**Given instruction**: Extract the records below word for word and ignore the images.

[START OF Data shown]

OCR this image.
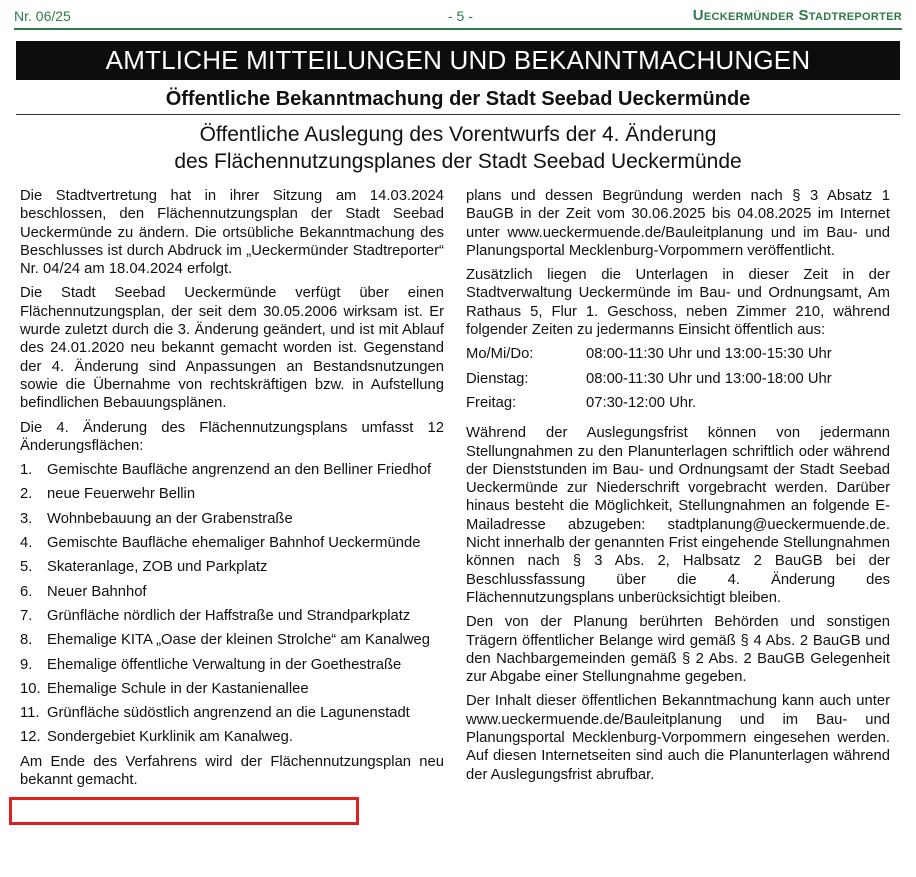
Nr. 06/25	- 5 -	Ueckermünder Stadtreporter
AMTLICHE MITTEILUNGEN UND BEKANNTMACHUNGEN
Öffentliche Bekanntmachung der Stadt Seebad Ueckermünde
Öffentliche Auslegung des Vorentwurfs der 4. Änderung
des Flächennutzungsplanes der Stadt Seebad Ueckermünde

Die Stadtvertretung hat in ihrer Sitzung am 14.03.2024 beschlossen, den Flächennutzungsplan der Stadt Seebad Ueckermünde zu ändern. Die ortsübliche Bekanntmachung des Beschlusses ist durch Abdruck im „Ueckermünder Stadtreporter“ Nr. 04/24 am 18.04.2024 erfolgt.

Die Stadt Seebad Ueckermünde verfügt über einen Flächennutzungsplan, der seit dem 30.05.2006 wirksam ist. Er wurde zuletzt durch die 3. Änderung geändert, und ist mit Ablauf des 24.01.2020 neu bekannt gemacht worden ist. Gegenstand der 4. Änderung sind Anpassungen an Bestandsnutzungen sowie die Übernahme von rechtskräftigen bzw. in Aufstellung befindlichen Bebauungsplänen.

Die 4. Änderung des Flächennutzungsplans umfasst 12 Änderungsflächen:

1. Gemischte Baufläche angrenzend an den Belliner Friedhof
2. neue Feuerwehr Bellin
3. Wohnbebauung an der Grabenstraße
4. Gemischte Baufläche ehemaliger Bahnhof Ueckermünde
5. Skateranlage, ZOB und Parkplatz
6. Neuer Bahnhof
7. Grünfläche nördlich der Haffstraße und Strandparkplatz
8. Ehemalige KITA „Oase der kleinen Strolche“ am Kanalweg
9. Ehemalige öffentliche Verwaltung in der Goethestraße
10. Ehemalige Schule in der Kastanienallee
11. Grünfläche südöstlich angrenzend an die Lagunenstadt
12. Sondergebiet Kurklinik am Kanalweg.

Am Ende des Verfahrens wird der Flächennutzungsplan neu bekannt gemacht.

plans und dessen Begründung werden nach § 3 Absatz 1 BauGB in der Zeit vom 30.06.2025 bis 04.08.2025 im Internet unter www.ueckermuende.de/Bauleitplanung und im Bau- und Planungsportal Mecklenburg-Vorpommern veröffentlicht.

Zusätzlich liegen die Unterlagen in dieser Zeit in der Stadtverwaltung Ueckermünde im Bau- und Ordnungsamt, Am Rathaus 5, Flur 1. Geschoss, neben Zimmer 210, während folgender Zeiten zu jedermanns Einsicht öffentlich aus:

Mo/Mi/Do:	08:00-11:30 Uhr und 13:00-15:30 Uhr
Dienstag:	08:00-11:30 Uhr und 13:00-18:00 Uhr
Freitag:	07:30-12:00 Uhr.

Während der Auslegungsfrist können von jedermann Stellungnahmen zu den Planunterlagen schriftlich oder während der Dienststunden im Bau- und Ordnungsamt der Stadt Seebad Ueckermünde zur Niederschrift vorgebracht werden. Darüber hinaus besteht die Möglichkeit, Stellungnahmen an folgende E-Mailadresse abzugeben: stadtplanung@ueckermuende.de. Nicht innerhalb der genannten Frist eingehende Stellungnahmen können nach § 3 Abs. 2, Halbsatz 2 BauGB bei der Beschlussfassung über die 4. Änderung des Flächennutzungsplans unberücksichtigt bleiben.

Den von der Planung berührten Behörden und sonstigen Trägern öffentlicher Belange wird gemäß § 4 Abs. 2 BauGB und den Nachbargemeinden gemäß § 2 Abs. 2 BauGB Gelegenheit zur Abgabe einer Stellungnahme gegeben.

Der Inhalt dieser öffentlichen Bekanntmachung kann auch unter www.ueckermuende.de/Bauleitplanung und im Bau- und Planungsportal Mecklenburg-Vorpommern eingesehen werden. Auf diesen Internetseiten sind auch die Planunterlagen während der Auslegungsfrist abrufbar.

[END OF Data shown]

**Solution for this exercise**:
OCR this image.
Nr. 06/25	- 5 -	Ueckermünder Stadtreporter
AMTLICHE MITTEILUNGEN UND BEKANNTMACHUNGEN
Öffentliche Bekanntmachung der Stadt Seebad Ueckermünde
Öffentliche Auslegung des Vorentwurfs der 4. Änderung
des Flächennutzungsplanes der Stadt Seebad Ueckermünde

Die Stadtvertretung hat in ihrer Sitzung am 14.03.2024 beschlossen, den Flächennutzungsplan der Stadt Seebad Ueckermünde zu ändern. Die ortsübliche Bekanntmachung des Beschlusses ist durch Abdruck im „Ueckermünder Stadtreporter“ Nr. 04/24 am 18.04.2024 erfolgt.

Die Stadt Seebad Ueckermünde verfügt über einen Flächennutzungsplan, der seit dem 30.05.2006 wirksam ist. Er wurde zuletzt durch die 3. Änderung geändert, und ist mit Ablauf des 24.01.2020 neu bekannt gemacht worden ist. Gegenstand der 4. Änderung sind Anpassungen an Bestandsnutzungen sowie die Übernahme von rechtskräftigen bzw. in Aufstellung befindlichen Bebauungsplänen.

Die 4. Änderung des Flächennutzungsplans umfasst 12 Änderungsflächen:

1. Gemischte Baufläche angrenzend an den Belliner Friedhof
2. neue Feuerwehr Bellin
3. Wohnbebauung an der Grabenstraße
4. Gemischte Baufläche ehemaliger Bahnhof Ueckermünde
5. Skateranlage, ZOB und Parkplatz
6. Neuer Bahnhof
7. Grünfläche nördlich der Haffstraße und Strandparkplatz
8. Ehemalige KITA „Oase der kleinen Strolche“ am Kanalweg
9. Ehemalige öffentliche Verwaltung in der Goethestraße
10. Ehemalige Schule in der Kastanienallee
11. Grünfläche südöstlich angrenzend an die Lagunenstadt
12. Sondergebiet Kurklinik am Kanalweg.

Am Ende des Verfahrens wird der Flächennutzungsplan neu bekannt gemacht.

plans und dessen Begründung werden nach § 3 Absatz 1 BauGB in der Zeit vom 30.06.2025 bis 04.08.2025 im Internet unter www.ueckermuende.de/Bauleitplanung und im Bau- und Planungsportal Mecklenburg-Vorpommern veröffentlicht.

Zusätzlich liegen die Unterlagen in dieser Zeit in der Stadtverwaltung Ueckermünde im Bau- und Ordnungsamt, Am Rathaus 5, Flur 1. Geschoss, neben Zimmer 210, während folgender Zeiten zu jedermanns Einsicht öffentlich aus:

Mo/Mi/Do:	08:00-11:30 Uhr und 13:00-15:30 Uhr
Dienstag:	08:00-11:30 Uhr und 13:00-18:00 Uhr
Freitag:	07:30-12:00 Uhr.

Während der Auslegungsfrist können von jedermann Stellungnahmen zu den Planunterlagen schriftlich oder während der Dienststunden im Bau- und Ordnungsamt der Stadt Seebad Ueckermünde zur Niederschrift vorgebracht werden. Darüber hinaus besteht die Möglichkeit, Stellungnahmen an folgende E-Mailadresse abzugeben: stadtplanung@ueckermuende.de. Nicht innerhalb der genannten Frist eingehende Stellungnahmen können nach § 3 Abs. 2, Halbsatz 2 BauGB bei der Beschlussfassung über die 4. Änderung des Flächennutzungsplans unberücksichtigt bleiben.

Den von der Planung berührten Behörden und sonstigen Trägern öffentlicher Belange wird gemäß § 4 Abs. 2 BauGB und den Nachbargemeinden gemäß § 2 Abs. 2 BauGB Gelegenheit zur Abgabe einer Stellungnahme gegeben.

Der Inhalt dieser öffentlichen Bekanntmachung kann auch unter www.ueckermuende.de/Bauleitplanung und im Bau- und Planungsportal Mecklenburg-Vorpommern eingesehen werden. Auf diesen Internetseiten sind auch die Planunterlagen während der Auslegungsfrist abrufbar.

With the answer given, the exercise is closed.